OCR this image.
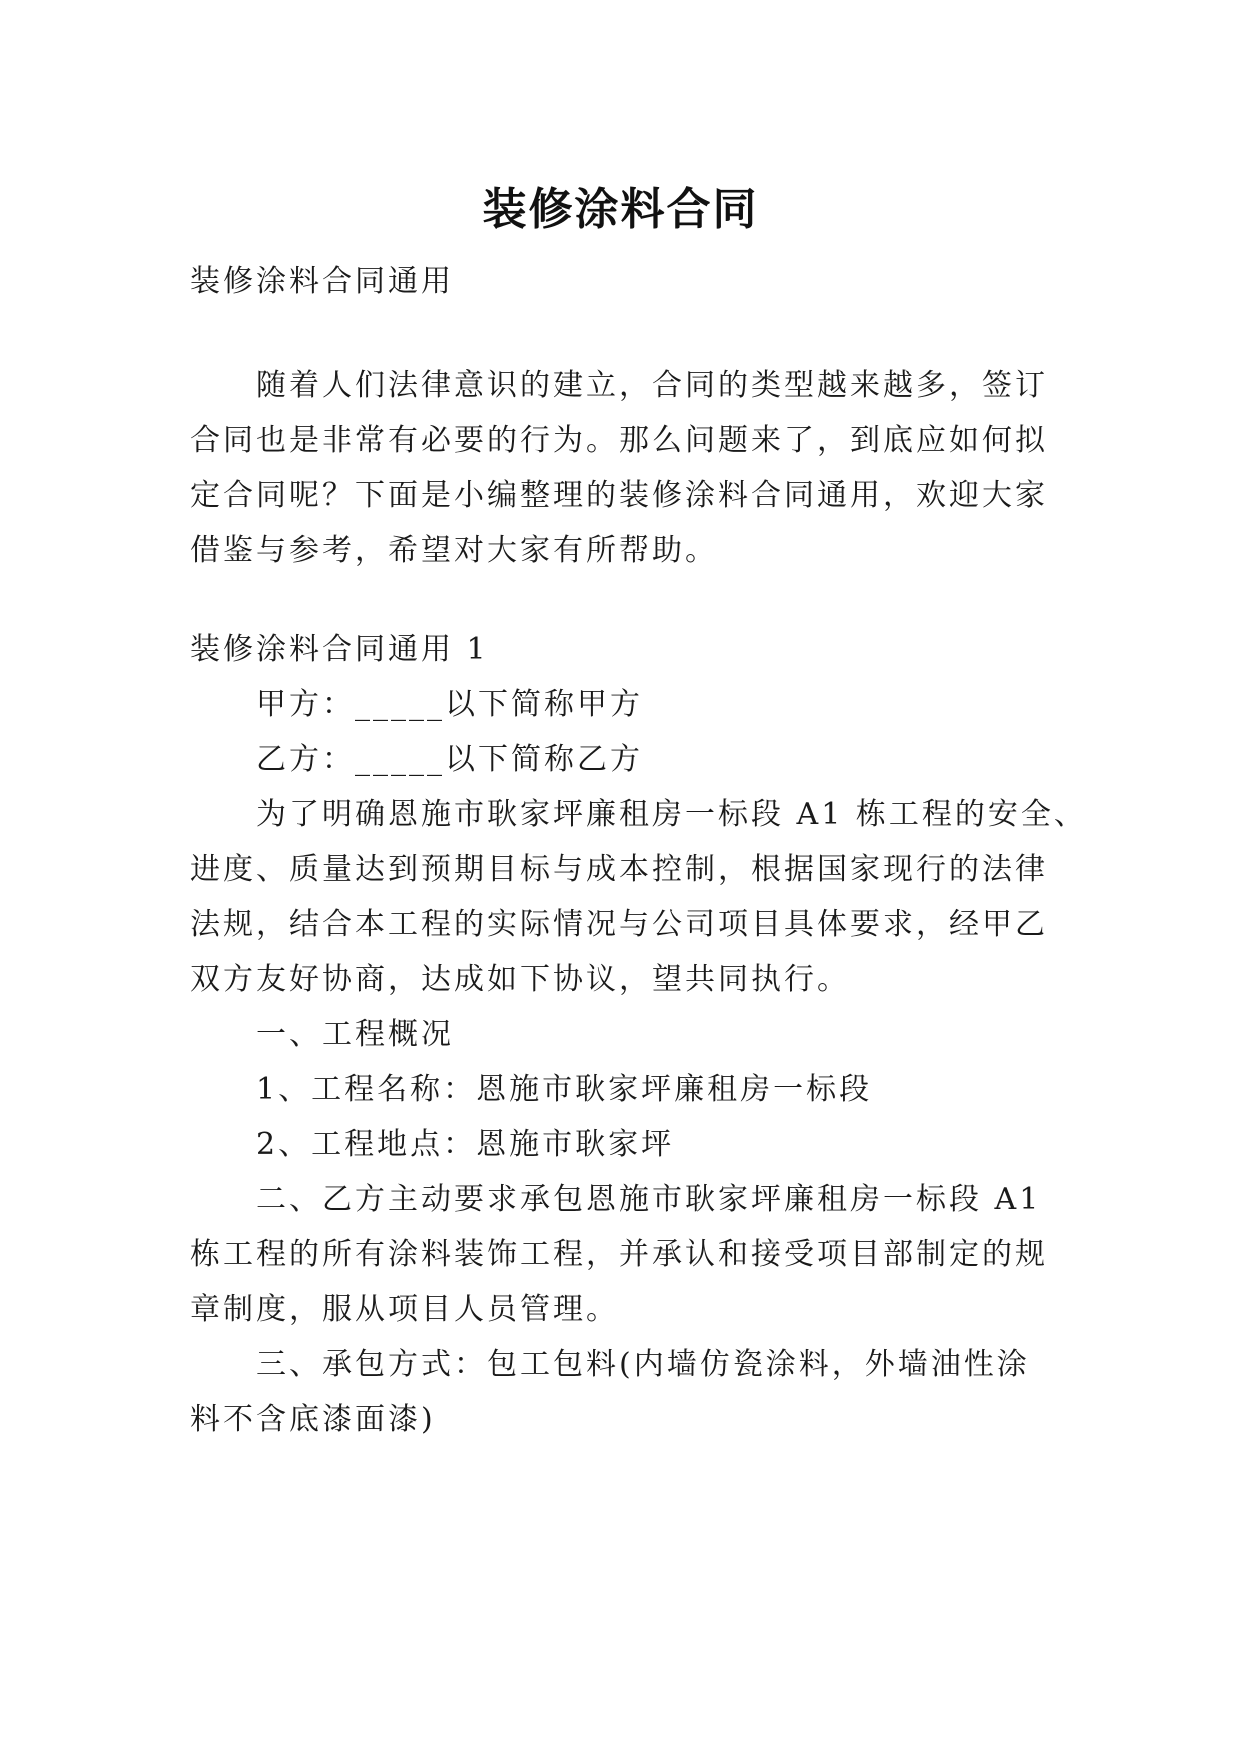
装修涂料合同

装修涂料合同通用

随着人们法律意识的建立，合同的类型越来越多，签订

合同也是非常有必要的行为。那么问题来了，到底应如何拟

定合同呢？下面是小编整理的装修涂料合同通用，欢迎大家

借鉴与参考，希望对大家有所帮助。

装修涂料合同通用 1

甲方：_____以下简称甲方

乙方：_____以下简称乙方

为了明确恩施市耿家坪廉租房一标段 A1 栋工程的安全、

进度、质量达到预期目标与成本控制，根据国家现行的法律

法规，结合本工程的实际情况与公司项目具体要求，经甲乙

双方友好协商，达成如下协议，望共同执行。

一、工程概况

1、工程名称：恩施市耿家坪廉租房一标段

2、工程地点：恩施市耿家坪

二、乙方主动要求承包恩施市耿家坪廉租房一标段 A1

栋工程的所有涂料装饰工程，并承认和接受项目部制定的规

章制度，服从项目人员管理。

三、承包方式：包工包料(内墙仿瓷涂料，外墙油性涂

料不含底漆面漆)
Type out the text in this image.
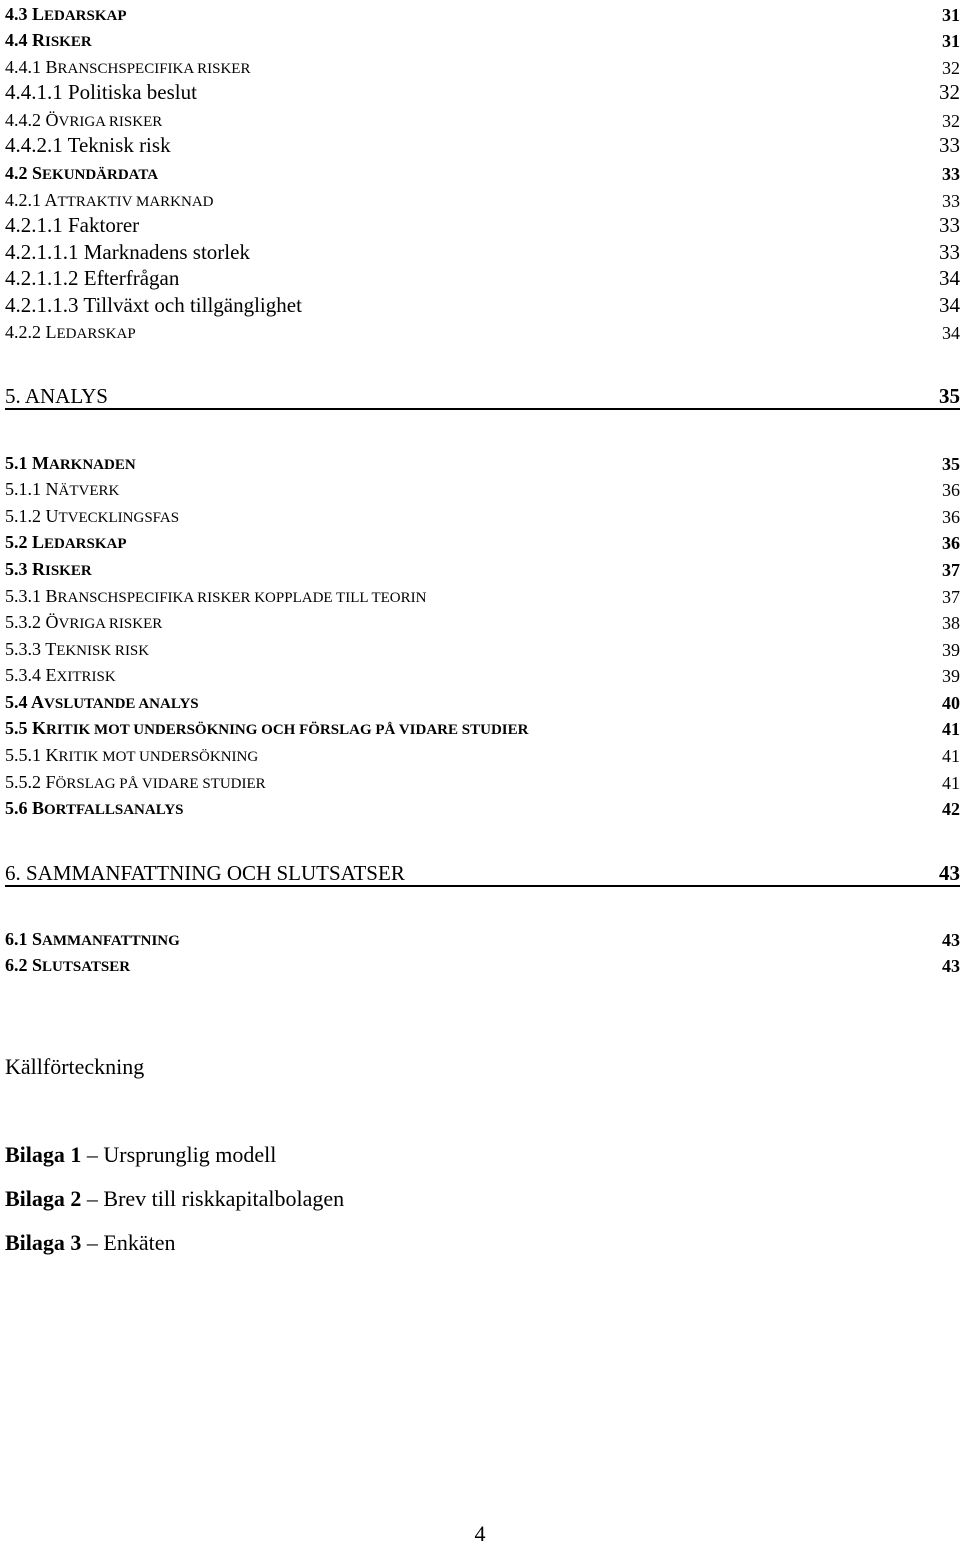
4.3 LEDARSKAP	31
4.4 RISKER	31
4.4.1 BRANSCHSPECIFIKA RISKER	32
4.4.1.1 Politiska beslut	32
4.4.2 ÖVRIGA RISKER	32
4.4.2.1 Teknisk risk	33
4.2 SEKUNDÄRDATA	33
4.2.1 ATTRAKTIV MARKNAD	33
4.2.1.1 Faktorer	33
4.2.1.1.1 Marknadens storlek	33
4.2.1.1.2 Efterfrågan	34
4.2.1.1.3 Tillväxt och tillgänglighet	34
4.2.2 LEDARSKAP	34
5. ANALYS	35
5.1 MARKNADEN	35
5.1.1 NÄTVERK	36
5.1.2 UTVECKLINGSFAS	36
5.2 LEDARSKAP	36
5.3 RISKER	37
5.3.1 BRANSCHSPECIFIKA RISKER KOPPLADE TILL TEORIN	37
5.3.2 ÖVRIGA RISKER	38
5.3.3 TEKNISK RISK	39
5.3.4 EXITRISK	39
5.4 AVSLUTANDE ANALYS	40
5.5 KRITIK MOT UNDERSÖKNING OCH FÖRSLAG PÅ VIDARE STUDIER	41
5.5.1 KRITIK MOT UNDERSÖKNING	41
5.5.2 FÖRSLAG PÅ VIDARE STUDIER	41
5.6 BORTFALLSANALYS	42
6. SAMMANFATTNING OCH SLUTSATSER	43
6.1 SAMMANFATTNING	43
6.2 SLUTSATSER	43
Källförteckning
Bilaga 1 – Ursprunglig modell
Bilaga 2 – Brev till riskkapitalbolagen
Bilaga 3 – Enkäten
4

+ + + +

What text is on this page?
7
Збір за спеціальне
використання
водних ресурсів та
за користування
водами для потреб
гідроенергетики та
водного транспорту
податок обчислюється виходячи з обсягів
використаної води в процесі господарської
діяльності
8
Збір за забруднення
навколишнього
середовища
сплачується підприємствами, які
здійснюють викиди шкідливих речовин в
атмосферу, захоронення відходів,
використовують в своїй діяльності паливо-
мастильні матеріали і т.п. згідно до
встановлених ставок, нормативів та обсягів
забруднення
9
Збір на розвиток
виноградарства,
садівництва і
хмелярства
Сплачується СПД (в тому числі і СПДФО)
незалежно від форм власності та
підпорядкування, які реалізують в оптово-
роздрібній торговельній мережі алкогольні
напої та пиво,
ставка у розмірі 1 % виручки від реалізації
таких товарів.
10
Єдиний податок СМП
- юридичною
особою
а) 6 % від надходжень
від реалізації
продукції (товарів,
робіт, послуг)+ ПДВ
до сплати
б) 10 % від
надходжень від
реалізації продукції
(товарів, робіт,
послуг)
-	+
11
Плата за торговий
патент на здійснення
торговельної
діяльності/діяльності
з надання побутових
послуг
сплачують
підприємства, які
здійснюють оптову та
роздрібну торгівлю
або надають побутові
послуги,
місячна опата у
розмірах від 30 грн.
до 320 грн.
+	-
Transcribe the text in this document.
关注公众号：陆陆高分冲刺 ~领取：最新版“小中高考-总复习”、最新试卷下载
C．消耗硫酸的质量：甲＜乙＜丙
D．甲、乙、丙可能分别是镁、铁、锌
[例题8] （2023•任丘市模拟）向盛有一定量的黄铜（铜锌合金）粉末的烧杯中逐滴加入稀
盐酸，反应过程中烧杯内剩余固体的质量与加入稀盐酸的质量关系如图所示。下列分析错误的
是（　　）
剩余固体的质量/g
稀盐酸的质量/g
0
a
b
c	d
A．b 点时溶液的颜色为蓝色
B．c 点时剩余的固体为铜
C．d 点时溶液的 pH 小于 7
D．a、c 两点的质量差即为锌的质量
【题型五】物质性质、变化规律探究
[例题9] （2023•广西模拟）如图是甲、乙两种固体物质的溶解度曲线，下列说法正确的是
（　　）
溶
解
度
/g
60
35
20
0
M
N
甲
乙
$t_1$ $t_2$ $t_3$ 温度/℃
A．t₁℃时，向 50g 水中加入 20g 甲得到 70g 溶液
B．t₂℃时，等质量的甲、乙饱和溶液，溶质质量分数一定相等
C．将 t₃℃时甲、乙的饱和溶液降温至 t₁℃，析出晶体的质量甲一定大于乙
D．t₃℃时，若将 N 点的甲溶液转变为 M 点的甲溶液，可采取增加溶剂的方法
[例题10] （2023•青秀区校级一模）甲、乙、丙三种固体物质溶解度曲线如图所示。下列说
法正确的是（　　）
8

+ + + +

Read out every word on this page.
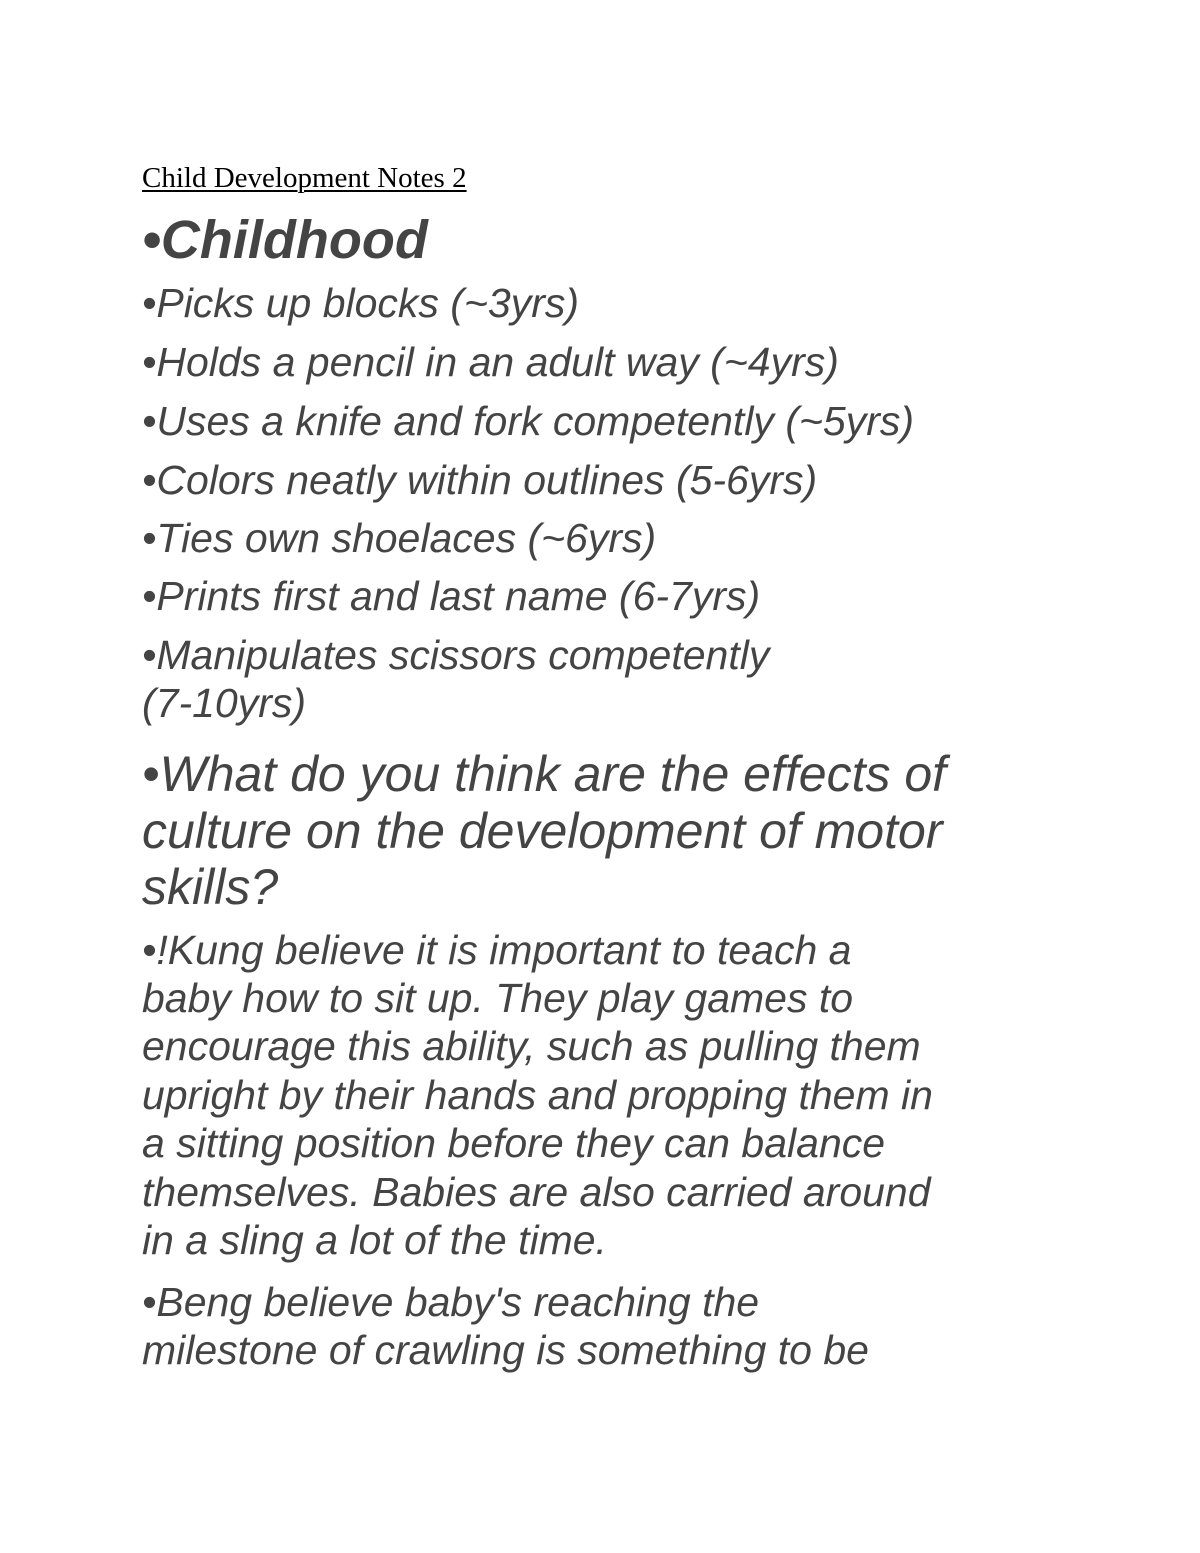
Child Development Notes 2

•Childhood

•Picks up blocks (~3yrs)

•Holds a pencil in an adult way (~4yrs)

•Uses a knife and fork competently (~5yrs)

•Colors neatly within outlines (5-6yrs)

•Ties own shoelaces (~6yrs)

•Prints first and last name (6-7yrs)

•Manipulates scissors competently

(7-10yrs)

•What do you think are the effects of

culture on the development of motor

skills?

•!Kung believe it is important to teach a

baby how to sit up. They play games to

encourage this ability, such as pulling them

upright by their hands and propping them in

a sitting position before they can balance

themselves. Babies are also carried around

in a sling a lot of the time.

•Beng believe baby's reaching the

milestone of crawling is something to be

+ + + +

◆ Given instruction: Search the data above for lines holding "LEDARSKAP" and copy each of them.

◆ Answer to the task:
4.3 LEDARSKAP	31
4.2.2 LEDARSKAP	34
5.2 LEDARSKAP	36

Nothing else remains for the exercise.